>> Start Records to use
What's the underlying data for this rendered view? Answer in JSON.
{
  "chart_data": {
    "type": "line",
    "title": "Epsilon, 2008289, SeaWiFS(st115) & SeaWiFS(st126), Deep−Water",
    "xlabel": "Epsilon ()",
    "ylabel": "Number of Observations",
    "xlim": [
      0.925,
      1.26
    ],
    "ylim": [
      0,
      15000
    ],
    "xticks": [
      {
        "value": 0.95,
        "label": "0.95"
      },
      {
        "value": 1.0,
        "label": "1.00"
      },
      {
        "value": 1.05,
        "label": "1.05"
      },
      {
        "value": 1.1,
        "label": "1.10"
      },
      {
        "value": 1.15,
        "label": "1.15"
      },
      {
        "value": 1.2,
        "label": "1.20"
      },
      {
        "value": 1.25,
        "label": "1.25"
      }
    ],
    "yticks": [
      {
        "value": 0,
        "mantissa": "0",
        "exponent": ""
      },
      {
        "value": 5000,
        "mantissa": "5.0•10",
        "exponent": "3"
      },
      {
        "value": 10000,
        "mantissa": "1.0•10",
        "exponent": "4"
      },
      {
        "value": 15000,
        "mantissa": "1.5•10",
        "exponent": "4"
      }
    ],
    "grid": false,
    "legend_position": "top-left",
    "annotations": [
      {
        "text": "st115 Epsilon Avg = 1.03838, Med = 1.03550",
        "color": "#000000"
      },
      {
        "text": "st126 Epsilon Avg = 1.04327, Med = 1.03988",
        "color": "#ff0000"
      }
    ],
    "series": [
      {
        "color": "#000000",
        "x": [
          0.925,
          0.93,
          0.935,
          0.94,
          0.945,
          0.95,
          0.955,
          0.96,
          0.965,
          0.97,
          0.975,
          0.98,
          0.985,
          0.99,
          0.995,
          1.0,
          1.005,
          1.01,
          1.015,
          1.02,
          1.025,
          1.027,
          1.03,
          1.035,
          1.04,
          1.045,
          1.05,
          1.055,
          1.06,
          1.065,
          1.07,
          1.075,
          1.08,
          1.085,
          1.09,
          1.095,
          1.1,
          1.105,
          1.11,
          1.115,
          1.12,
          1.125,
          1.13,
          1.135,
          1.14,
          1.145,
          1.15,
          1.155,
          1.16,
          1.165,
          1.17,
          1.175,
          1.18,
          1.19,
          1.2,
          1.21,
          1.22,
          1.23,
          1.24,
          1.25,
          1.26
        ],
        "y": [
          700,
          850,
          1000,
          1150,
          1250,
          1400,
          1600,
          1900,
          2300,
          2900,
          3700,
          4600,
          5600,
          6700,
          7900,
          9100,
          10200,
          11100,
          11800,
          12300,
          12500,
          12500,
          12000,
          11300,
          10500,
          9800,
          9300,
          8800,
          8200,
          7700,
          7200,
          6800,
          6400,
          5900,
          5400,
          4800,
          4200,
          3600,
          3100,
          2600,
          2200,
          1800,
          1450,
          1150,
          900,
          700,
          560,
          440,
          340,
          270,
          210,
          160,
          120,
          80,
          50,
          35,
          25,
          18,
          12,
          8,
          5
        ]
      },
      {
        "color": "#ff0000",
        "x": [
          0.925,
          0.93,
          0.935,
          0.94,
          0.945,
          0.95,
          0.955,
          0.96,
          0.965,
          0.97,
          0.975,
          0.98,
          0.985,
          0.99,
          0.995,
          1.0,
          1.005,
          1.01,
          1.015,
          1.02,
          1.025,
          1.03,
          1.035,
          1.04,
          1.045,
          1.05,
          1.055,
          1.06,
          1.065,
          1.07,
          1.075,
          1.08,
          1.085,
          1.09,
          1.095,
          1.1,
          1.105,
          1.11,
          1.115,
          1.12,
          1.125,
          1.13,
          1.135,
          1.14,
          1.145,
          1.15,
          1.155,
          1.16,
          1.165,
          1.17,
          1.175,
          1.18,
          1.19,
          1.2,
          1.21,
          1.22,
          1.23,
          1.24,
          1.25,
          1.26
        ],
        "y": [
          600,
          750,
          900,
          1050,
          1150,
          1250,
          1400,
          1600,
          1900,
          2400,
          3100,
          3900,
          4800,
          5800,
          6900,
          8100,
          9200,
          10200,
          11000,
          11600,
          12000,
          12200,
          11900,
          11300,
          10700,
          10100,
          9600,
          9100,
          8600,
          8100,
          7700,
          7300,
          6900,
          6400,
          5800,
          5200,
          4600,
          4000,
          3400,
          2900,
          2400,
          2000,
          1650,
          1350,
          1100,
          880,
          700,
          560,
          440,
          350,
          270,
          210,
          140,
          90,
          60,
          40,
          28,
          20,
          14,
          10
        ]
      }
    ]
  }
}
>> End Records to use
> **Work to do**
Scan the material above for the word "color". Copy each line where it occurs.

> **Full solution**
        "color": "#000000"
        "color": "#ff0000"
        "color": "#000000",
        "color": "#ff0000",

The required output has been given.